(Listed entries):
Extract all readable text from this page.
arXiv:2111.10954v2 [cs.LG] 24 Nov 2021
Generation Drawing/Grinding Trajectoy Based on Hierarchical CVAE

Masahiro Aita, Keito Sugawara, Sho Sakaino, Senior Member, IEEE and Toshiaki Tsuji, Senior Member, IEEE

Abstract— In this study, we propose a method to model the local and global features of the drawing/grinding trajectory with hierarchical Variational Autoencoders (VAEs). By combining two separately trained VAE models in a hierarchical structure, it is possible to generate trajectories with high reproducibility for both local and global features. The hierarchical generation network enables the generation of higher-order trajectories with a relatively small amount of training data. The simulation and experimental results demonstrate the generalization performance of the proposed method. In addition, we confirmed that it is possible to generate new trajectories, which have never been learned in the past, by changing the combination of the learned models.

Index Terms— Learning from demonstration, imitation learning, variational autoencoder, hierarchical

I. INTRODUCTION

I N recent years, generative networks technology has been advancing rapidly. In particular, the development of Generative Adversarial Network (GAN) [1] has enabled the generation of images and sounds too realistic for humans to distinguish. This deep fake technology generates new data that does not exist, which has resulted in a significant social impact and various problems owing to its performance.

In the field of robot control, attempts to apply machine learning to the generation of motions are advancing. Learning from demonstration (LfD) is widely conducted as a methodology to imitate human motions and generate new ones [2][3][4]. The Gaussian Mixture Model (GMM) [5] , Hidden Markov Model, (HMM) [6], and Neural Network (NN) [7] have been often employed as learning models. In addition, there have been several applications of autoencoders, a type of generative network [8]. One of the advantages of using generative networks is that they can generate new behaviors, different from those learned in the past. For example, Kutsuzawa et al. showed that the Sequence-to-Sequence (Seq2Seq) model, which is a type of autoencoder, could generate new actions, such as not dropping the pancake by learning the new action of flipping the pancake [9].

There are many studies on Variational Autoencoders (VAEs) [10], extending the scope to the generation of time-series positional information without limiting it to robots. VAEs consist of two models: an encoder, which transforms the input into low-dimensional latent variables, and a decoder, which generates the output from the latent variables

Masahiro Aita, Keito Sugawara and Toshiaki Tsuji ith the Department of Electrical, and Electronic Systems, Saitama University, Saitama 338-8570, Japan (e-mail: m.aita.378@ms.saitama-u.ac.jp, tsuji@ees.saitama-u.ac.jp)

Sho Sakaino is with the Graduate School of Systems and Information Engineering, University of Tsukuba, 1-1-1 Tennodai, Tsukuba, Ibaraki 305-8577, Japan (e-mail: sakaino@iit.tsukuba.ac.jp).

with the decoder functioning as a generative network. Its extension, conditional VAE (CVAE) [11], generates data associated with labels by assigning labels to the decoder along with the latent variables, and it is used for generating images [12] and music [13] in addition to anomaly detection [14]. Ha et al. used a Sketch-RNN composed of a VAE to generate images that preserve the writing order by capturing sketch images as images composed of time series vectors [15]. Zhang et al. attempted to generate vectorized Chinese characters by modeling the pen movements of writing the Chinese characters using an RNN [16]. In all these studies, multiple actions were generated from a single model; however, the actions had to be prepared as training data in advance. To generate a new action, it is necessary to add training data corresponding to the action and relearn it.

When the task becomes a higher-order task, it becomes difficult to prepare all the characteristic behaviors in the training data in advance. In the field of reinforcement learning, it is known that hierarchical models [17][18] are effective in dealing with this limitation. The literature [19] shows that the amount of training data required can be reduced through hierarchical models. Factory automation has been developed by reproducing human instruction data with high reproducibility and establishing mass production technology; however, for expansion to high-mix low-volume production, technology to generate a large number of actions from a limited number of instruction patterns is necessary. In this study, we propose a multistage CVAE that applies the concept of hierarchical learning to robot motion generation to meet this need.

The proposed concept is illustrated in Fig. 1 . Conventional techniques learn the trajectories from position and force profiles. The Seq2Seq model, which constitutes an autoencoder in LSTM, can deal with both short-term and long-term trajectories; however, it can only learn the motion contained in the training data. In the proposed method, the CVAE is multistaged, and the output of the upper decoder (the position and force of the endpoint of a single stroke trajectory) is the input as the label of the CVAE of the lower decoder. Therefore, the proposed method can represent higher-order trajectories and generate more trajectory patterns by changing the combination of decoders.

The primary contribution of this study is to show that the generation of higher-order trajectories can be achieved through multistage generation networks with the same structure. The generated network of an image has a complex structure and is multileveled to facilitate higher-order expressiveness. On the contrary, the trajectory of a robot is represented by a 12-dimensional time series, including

==

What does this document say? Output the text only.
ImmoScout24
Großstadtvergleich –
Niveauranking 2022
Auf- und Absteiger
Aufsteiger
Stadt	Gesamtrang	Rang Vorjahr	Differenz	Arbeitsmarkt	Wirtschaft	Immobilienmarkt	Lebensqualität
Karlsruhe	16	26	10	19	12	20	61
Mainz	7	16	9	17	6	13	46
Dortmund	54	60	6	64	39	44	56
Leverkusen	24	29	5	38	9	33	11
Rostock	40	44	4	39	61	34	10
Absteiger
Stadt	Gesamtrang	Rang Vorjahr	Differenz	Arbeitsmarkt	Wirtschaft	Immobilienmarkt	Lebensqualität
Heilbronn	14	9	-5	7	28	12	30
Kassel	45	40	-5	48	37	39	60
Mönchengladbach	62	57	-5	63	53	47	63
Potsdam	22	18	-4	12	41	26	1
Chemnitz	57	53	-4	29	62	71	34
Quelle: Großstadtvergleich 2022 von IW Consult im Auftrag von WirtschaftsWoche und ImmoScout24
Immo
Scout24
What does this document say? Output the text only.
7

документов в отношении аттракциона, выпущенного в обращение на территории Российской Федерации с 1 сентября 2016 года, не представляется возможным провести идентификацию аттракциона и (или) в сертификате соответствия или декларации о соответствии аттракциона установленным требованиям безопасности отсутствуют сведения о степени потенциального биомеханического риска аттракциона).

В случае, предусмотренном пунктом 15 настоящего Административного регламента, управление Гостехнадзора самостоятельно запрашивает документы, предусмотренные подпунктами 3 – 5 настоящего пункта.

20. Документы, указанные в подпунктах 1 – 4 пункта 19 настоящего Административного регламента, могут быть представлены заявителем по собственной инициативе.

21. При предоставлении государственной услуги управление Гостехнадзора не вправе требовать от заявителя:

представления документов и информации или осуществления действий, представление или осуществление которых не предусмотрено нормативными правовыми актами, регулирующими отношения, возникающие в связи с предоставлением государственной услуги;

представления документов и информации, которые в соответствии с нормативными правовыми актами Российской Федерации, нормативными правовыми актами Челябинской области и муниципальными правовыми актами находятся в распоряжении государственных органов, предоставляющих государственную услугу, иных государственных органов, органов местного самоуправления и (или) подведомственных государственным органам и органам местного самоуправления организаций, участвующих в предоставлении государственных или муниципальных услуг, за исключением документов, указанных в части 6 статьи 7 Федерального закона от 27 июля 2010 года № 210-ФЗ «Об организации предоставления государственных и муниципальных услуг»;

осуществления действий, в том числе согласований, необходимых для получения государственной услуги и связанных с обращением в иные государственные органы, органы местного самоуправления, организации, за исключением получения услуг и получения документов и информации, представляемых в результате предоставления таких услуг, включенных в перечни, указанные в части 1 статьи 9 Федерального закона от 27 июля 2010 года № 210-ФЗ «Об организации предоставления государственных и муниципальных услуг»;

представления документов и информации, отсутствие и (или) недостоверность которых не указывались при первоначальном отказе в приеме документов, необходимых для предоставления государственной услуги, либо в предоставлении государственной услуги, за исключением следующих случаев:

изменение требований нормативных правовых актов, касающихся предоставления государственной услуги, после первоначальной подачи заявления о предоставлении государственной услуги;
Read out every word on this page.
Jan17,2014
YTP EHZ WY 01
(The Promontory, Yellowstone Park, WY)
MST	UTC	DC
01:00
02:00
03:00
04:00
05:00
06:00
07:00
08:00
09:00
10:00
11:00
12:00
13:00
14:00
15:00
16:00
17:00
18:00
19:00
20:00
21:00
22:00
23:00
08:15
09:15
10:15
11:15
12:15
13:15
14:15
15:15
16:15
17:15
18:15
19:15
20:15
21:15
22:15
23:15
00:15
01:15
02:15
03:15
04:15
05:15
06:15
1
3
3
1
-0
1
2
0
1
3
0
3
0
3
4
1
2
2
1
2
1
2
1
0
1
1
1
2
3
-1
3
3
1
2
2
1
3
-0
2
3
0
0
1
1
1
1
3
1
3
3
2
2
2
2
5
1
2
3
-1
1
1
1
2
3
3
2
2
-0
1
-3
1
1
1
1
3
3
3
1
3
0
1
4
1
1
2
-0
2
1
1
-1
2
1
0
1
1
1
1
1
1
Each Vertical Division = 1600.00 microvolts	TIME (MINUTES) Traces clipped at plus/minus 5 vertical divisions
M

(Written request):
Gather each line in the data that holds the string "муниципальных".

(The output):
представления документов и информации, которые в соответствии с нормативными правовыми актами Российской Федерации, нормативными правовыми актами Челябинской области и муниципальными правовыми актами находятся в распоряжении государственных органов, предоставляющих государственную услугу, иных государственных органов, органов местного самоуправления и (или) подведомственных государственным органам и органам местного самоуправления организаций, участвующих в предоставлении государственных или муниципальных услуг, за исключением документов, указанных в части 6 статьи 7 Федерального закона от 27 июля 2010 года № 210-ФЗ «Об организации предоставления государственных и муниципальных услуг»;
осуществления действий, в том числе согласований, необходимых для получения государственной услуги и связанных с обращением в иные государственные органы, органы местного самоуправления, организации, за исключением получения услуг и получения документов и информации, представляемых в результате предоставления таких услуг, включенных в перечни, указанные в части 1 статьи 9 Федерального закона от 27 июля 2010 года № 210-ФЗ «Об организации предоставления государственных и муниципальных услуг»;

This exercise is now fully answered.